#### Texto de leitura
== == ==
Houve, naturalmente, diretores, atores e atrizes nazistas. Como no povo em geral, alguns estavam mais convencidos, eram talvez até mesmo "150%" nazistas, e outros menos. Após a guerra – como foi o caso do povo em geral – ninguém mais queria se identificar com os nazistas e falar sobre seu comportamento passado.

Leni Riefenstahl überprüft eine Kamera-Einstellung
Leni Riefenstahl filma 'O Triunfo da Vontade', em 1934Foto: Presse

Mesmo sem os nazistas, pessoas como Leni Riefenstahl, Zarah Leander, Veit Harlan teriam se tornado conhecidas em seu trabalho. Afinal de contas, eles já estavam presentes, já antes do Terceiro Reich, em seus campos de ação (todos os três como atores!). Por outro lado, eles foram fomentados pelos nazistas – como também teriam sido Marlene Dietrich e Greta Garbo, se houvessem "voltado" à Alemanha. Ou Fritz Lang ou Detlef Sierck (= Douglas Sirk) se tivessem ficado no país.

Quando, no entanto, se assiste a filmes de propaganda estereotipados como Operação Michael (1937), Stukas (1941) e GPU (1942), pode-se perguntar, no caso de Karl Ritter, se ele teria podido filmar 14 filmes sem o apoio dos nazistas.

Existiu algum tipo de resistência? Havia crítica de cinema?

Veit Harlan
Veit Harlan foi o único diretor a enfrentar um tribunal ordinárioFoto: pa / dpa

Houve grupos de resistência, dos quais participaram, isoladamente, pessoas da cena do cinema. Mas, nas empresas de produção, a resistência era somente mental, não através de ações. Nos filmes em si, a crítica não podia aparecer nem a resistência podia ser notada.

Desde a proibição por parte de Goebbels, em 1936, não existia crítica de cinema nem no nome nem no conteúdo: "Em um Estado nacional-socialista, somente o conceito artístico nacional-socialista pode servir como medida para o juízo de uma obra de arte. Somente o Estado e o Partido têm condições de estabelecer juízos de valor a partir deste conceito artístico nacional-socialista" (Völkischer Beobachter, 29/11/1936).

Depois da guerra, o que aconteceu a diretores e artistas que trabalharam para Hitler?

Eles puderam – de forma diferenciada no Leste e no Oeste – voltar ao trabalho, já pouco depois do fim da Segunda Guerra. As instâncias de desnazificação dos alemães e dos Aliados determinaram proibições de exercício da profissão de diferentes durações, algumas vezes também a apreensão de bens. Mas muito rapidamente, produtores e cineastas estavam, novamente, na frente ou atrás das câmeras.

O ator e diretor Veit Harlan foi o único a enfrentar, por duas vezes, um tribunal ordinário de Justiça sob a acusação de crimes contra a humanidade em O Judeu Süß (1940). Em ambas as vezes, ele não foi condenado: O Judeu Süß seria um crime contra a humanidade, mas ele teria agido sob coerção. Em 1950, ele voltou a dirigir na Alemanha (Amada Imortal).
== == ==
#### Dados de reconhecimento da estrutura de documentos
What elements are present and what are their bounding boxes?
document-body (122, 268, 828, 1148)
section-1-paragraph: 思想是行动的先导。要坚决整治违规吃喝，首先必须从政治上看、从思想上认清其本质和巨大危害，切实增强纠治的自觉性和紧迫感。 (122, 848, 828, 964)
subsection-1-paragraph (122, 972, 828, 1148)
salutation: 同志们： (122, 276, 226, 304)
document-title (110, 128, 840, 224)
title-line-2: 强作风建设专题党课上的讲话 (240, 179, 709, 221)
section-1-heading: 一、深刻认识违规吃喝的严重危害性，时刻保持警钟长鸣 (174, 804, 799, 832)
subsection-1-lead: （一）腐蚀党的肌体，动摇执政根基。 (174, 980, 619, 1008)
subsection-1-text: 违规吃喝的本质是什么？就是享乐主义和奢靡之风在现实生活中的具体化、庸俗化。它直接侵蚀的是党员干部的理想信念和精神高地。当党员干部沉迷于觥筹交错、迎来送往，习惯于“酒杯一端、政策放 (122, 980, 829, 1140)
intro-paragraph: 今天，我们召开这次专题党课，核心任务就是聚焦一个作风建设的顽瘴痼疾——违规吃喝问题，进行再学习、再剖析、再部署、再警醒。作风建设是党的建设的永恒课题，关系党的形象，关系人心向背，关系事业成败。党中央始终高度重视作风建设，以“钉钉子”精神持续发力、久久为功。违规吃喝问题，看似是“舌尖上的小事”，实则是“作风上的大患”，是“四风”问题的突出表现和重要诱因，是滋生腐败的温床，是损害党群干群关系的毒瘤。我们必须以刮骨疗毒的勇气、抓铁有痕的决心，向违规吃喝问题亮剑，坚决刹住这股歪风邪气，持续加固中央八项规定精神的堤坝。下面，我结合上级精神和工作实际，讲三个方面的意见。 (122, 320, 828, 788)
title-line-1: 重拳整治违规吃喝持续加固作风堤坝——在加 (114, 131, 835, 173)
== == ==
#### Tarefas e exercícios
1. Liste todos os títulos de filmes citados no texto sobre o cinema na era nazista.
2. Responda com base no texto sobre o cinema na era nazista:
(a) Em que ano Goebbels proibiu a crítica de cinema?
(b) Quantos filmes Karl Ritter filmou?
(c) Em que ano Veit Harlan voltou a dirigir na Alemanha?
3. Escreva a continuação do texto sobre o cinema na era nazista a partir da última frase apresentada.

#### Respostas por tarefa
1.
O Triunfo da Vontade
Operação Michael
Stukas
GPU
O Judeu Süß
Amada Imortal

2.
(a) Em 1936.
(b) 14 filmes.
(c) Em 1950.

3.
Até que ponto o cinema apoiou o regime de Hitler?

Que o cinema tenha apoiado o regime de Hitler – como fator de calma, fortalecimento e informação – não há dúvidas. Em que medida isto aconteceu, não se pode precisar, nem ontem nem hoje. Filmes eram "medidas de acompanhamento", que serviam mais ao divertimento do que à manipulação de opiniões.

Como vê a atual discussão em torno do discutido filme Valkyrie de Tom Cruise?

Valkyrie, assim esperamos, será um bom filme e irá erigir um monumento à resistência alemã (não somente dos oficiais!). Tom Cruise deverá contribuir decisivamente para o sucesso da película. Que ele está à altura do papel de Von Stauffenberg, isto se pode concluir a partir dos filmes que já fez, mas, na formação do papel, não se deve esquecer da importância do roteiro e direção.

Bildkombo Tom Cruise - Claus Schenk Graf von Stauffenberg
Cruise fará o papel de Von StauffenbergFoto: AP

Que Tom Cruise pertença à Cientologia, isto é problema dele. Como também é assunto meu o fato de eu rejeitar a Cientologia. O pertencimento de Tom Cruise à Cientologia não trará prejuízos nem ao filme, nem aos espectadores. Por este motivo, considero a atual discussão como desnecessária e errônea. (Por falar nisso, os nazistas também logo entenderam que o que importava não era a "fidelidade" de produtores, diretores e atores, mas sua capacidade e seriedade).

Dr. Gerd Albrecht é sociólogo e trabalha na área de cinema desde os anos de 1950. Entre 1981 e 1996, foi diretor do Instituto Alemão de Cinema (DIF). Entre seus livros publicados, estão Política de Filmes Nacional-socialista (1969) e Filmes no Terceiro Reich. Uma documentação (1979).